Exercise
For each statement below, answer yes or no as to whether it agrees with the passage on Danish university students' study choices, and quote the words from the passage that decide it. 1. Working-class students were more likely to choose degrees leading to a regular 9 to 5 job. 2. Students whose parents held prestigious professions found it harder to identify with the university culture. 3. Working-class people avoid studying medicine because they lack the ability to do so.
====== Supplied passage ======
Our immediate social environment, our family, influences what kind of educational path we’re to follow. A new study titled, “The Educational Strategies of Danish University Students from Professional and Working-Class Backgrounds” has looked into how the Danish make their choices in college.

Choosing A Career Path Is Bound By Your Immediate Culture (photo credit: freedigitalphotos.net, by MR LIGHTMAN)

The study confirmed that our social background; our immediate culture and our parents’ professional identity influence our decision about which profession to choose.

For instance, working class students were more likely to go for no-risk degrees that would get them a regular 9 to 5 job. On the contrary, those students whose parents had a strong affiliation with their professional identity, that is they were doctors, lawyers, architects or academics, were more likely to choose a similar no time-restricted profession.

The students with parents in prestigious professions, were more likely to express their own liking of professions that are strongly high-status and it was shown it has been easier for them to identify with the university culture, as they have been in a similar such culture most of their lives due to their social environment.

This study comes to strengthen the claims of how nurture, our social environment greatly affects our behaviors, strategies and life-changing decisions. It also manifest a tendency of working class people who although do have the ability to study medicine or another science do not attempt to because they don’t believe in their abilities or suitability for such a profession.

This behavioral pattern of lower-class students becomes problematic when these students despite being financially and intellectually capable they choose a low-risk career path, believing it’s a culture more suited to their sensibilities.

The truth is, society to move forward needs to encourage lower-class young students to engage with sciences, even if these are perceived to be beyond their reach.

How important do you think social background is when choosing a career path? Is it about networking or is it about a misleading sense of belonging?
====== Data section ======
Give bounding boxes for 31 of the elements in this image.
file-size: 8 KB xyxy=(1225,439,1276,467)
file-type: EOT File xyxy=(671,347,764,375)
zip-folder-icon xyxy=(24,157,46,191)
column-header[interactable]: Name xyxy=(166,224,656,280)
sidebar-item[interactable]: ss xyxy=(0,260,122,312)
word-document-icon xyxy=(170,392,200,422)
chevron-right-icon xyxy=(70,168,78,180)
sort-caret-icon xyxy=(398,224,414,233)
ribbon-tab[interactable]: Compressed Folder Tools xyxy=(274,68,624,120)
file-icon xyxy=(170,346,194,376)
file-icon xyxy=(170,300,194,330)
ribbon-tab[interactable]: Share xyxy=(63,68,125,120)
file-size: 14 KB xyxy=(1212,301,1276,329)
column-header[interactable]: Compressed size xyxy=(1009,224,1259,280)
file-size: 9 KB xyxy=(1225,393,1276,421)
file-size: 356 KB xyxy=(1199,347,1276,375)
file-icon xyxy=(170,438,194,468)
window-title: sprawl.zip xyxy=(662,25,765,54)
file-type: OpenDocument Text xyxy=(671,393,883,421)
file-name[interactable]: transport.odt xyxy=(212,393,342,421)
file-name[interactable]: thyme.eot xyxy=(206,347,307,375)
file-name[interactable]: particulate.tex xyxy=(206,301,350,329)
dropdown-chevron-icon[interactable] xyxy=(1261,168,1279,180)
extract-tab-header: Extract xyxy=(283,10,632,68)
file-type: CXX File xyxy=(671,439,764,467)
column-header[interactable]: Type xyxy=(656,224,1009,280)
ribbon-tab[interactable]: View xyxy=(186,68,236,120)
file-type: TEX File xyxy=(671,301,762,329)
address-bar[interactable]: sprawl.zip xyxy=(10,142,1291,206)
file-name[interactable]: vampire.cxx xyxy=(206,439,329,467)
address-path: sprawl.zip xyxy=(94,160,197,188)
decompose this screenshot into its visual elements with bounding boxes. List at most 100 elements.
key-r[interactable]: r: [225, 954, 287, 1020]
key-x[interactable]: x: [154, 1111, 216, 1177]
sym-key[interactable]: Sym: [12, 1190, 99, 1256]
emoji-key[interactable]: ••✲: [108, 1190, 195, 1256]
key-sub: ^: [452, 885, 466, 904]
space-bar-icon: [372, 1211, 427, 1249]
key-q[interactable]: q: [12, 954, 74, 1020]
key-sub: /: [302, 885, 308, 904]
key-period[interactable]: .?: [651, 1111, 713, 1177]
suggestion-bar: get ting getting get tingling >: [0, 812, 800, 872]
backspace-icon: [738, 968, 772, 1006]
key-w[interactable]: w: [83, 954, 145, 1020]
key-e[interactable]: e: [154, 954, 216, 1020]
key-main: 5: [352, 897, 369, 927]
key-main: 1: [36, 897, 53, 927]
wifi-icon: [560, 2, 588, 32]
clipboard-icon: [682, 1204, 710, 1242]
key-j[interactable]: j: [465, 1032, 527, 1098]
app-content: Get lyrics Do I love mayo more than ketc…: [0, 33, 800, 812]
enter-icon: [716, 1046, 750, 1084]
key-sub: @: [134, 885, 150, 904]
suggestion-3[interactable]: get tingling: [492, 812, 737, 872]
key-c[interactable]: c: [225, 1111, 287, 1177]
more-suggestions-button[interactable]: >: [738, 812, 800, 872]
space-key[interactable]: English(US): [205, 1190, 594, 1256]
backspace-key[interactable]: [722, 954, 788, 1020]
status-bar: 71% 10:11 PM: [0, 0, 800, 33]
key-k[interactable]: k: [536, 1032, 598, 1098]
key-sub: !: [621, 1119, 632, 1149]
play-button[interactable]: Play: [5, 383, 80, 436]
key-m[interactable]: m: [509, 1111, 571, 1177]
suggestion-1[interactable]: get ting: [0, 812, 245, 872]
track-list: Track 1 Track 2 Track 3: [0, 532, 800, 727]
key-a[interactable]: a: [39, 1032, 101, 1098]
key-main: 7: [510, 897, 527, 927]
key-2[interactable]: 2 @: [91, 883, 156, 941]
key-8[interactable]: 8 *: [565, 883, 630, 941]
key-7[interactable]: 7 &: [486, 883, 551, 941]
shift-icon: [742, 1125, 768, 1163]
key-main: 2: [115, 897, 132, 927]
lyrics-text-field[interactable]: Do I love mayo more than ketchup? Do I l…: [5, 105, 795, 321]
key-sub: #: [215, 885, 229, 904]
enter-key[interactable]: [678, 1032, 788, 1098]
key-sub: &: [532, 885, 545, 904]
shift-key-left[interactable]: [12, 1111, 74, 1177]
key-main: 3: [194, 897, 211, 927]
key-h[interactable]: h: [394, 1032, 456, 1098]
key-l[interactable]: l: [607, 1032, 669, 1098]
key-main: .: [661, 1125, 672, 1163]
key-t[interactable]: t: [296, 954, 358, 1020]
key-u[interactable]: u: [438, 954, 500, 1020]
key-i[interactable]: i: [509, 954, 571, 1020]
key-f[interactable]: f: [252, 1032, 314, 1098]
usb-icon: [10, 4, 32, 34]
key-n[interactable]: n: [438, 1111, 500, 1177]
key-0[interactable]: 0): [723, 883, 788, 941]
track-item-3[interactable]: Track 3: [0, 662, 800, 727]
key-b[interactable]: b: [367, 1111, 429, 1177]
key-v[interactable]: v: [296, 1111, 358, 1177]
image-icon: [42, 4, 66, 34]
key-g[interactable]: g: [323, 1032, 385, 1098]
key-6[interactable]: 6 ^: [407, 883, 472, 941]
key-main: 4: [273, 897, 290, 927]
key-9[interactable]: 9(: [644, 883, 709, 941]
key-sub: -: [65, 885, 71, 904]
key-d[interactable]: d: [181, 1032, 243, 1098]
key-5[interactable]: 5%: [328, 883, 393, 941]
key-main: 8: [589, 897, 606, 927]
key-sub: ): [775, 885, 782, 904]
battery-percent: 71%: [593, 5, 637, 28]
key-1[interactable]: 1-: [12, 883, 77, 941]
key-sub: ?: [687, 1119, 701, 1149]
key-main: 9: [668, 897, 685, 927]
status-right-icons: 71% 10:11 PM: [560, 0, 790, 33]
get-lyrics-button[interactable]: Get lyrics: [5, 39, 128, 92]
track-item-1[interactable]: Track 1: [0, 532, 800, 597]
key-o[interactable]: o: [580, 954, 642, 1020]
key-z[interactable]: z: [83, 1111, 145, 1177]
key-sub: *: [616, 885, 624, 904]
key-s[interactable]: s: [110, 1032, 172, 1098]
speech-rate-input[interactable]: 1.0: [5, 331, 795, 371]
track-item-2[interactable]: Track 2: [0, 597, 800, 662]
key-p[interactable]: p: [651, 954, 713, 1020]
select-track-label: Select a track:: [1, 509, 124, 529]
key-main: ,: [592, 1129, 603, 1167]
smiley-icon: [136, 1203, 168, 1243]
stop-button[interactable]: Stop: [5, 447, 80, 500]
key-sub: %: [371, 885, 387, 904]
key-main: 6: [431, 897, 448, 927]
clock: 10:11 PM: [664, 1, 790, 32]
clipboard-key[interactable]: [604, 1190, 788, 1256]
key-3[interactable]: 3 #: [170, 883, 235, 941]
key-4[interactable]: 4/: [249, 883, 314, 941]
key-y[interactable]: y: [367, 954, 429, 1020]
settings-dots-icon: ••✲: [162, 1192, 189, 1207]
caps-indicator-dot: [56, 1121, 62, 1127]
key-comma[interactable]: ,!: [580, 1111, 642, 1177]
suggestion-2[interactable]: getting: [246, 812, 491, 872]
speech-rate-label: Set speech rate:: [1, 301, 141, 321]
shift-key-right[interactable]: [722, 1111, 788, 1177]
======
Task output
1. Yes: "working class students were more likely to go for no-risk degrees that would get them a regular 9 to 5 job"
2. No: "it has been easier for them to identify with the university culture"
3. No: "working class people who although do have the ability to study medicine or another science do not attempt to because they don’t believe in their abilities or suitability for such a profession"